### Stated problem
Show all lines from the listing below that contain "value".

### Information supplied
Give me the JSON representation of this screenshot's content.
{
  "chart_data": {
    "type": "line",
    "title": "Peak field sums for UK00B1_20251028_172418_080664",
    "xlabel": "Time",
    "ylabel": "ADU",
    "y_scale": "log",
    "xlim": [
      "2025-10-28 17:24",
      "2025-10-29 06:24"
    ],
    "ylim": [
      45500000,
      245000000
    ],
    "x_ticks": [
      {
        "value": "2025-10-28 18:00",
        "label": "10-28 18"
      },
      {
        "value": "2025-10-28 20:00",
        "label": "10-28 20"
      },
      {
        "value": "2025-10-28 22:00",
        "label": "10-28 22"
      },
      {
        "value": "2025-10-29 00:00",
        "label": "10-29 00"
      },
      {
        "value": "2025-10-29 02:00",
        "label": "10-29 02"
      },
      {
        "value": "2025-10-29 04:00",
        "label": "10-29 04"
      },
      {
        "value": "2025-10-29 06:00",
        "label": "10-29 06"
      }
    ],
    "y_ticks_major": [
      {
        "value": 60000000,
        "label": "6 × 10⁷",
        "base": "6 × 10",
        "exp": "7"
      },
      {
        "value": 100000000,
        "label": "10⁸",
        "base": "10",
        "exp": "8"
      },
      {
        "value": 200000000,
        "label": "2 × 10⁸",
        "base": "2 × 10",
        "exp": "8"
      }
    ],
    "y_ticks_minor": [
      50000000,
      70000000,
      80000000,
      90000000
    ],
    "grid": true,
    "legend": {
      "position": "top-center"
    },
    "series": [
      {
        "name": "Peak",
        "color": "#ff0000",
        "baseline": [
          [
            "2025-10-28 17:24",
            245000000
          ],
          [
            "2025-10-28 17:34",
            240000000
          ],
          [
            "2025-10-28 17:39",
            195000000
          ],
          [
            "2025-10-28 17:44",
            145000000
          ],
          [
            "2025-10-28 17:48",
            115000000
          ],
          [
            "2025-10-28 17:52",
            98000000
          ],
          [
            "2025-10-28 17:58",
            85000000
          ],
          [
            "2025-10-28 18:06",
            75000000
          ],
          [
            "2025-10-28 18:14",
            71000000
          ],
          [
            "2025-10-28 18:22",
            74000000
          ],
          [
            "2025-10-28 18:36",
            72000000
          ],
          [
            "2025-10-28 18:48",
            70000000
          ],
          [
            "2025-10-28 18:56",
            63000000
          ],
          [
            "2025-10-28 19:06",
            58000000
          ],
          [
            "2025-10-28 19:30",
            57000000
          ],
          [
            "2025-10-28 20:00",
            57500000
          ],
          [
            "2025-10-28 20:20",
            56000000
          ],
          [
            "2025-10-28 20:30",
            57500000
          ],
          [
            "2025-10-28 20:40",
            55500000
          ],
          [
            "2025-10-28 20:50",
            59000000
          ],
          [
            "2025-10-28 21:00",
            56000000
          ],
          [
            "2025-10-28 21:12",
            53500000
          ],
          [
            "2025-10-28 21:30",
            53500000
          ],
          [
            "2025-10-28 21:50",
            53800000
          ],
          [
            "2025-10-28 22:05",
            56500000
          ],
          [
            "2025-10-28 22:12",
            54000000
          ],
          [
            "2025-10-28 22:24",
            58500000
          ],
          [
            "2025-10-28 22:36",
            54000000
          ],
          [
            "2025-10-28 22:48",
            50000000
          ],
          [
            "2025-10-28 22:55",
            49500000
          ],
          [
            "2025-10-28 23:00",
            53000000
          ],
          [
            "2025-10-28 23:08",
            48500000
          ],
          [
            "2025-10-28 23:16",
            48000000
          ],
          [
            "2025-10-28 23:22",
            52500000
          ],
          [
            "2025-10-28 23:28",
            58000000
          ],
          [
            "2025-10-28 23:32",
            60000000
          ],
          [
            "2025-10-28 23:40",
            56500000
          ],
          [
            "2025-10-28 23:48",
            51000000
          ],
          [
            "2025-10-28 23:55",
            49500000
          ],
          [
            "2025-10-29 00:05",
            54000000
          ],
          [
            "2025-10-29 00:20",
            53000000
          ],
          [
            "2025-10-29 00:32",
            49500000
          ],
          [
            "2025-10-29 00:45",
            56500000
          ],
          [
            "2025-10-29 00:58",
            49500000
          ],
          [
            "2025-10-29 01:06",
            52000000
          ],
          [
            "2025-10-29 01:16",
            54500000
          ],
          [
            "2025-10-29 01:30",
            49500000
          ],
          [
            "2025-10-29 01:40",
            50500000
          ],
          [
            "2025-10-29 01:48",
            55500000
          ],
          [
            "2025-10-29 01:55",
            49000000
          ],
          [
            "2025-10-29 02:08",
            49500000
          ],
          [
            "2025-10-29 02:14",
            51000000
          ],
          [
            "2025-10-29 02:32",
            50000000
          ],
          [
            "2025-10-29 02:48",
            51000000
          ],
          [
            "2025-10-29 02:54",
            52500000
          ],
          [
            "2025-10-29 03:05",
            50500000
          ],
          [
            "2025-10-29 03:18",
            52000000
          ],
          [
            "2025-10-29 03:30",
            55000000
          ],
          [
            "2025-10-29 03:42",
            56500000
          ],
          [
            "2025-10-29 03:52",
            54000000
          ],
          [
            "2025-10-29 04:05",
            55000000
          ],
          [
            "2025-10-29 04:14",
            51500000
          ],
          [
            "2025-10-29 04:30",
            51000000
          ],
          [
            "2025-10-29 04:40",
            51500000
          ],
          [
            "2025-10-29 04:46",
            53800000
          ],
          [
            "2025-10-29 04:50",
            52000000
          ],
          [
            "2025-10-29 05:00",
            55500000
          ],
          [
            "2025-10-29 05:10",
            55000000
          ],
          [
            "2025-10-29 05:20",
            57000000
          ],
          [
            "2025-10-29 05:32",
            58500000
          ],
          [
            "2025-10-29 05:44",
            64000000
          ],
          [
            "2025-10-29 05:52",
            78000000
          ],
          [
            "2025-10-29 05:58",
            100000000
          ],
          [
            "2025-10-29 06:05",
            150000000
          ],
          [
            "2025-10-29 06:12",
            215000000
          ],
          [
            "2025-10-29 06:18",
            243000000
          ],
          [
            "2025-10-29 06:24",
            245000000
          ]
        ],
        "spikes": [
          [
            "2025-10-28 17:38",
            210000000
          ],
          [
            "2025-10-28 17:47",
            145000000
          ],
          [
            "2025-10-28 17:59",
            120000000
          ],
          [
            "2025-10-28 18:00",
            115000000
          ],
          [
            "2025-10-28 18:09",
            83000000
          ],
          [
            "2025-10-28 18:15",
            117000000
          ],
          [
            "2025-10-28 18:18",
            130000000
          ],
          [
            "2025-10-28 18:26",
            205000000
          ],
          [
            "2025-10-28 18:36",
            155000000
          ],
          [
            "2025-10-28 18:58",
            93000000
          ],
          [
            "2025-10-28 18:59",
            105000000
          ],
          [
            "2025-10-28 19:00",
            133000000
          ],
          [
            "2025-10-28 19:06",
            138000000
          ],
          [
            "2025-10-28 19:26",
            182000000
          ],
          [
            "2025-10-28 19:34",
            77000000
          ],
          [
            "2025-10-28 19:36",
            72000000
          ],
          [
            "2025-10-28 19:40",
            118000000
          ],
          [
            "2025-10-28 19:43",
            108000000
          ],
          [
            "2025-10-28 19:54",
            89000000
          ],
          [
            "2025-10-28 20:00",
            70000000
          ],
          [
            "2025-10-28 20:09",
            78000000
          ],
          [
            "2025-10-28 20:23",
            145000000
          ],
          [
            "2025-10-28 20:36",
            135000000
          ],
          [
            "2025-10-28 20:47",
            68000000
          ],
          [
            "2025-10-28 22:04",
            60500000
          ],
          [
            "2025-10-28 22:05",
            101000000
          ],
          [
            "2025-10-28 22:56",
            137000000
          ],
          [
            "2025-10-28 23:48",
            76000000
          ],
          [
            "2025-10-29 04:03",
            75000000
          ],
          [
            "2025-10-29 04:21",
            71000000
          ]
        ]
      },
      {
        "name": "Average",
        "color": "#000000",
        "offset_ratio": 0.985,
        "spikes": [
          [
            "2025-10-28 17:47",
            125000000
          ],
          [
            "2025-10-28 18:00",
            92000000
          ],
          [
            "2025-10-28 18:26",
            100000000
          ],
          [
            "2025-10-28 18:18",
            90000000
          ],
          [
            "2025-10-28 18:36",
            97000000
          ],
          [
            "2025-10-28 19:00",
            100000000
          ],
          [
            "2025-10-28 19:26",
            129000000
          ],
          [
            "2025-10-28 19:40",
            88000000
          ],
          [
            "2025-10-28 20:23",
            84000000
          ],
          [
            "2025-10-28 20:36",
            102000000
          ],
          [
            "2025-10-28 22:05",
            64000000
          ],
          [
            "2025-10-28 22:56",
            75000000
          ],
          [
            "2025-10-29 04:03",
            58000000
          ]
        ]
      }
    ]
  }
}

### Exercise output
        "value": "2025-10-28 18:00",
        "value": "2025-10-28 20:00",
        "value": "2025-10-28 22:00",
        "value": "2025-10-29 00:00",
        "value": "2025-10-29 02:00",
        "value": "2025-10-29 04:00",
        "value": "2025-10-29 06:00",
        "value": 60000000,
        "value": 100000000,
        "value": 200000000,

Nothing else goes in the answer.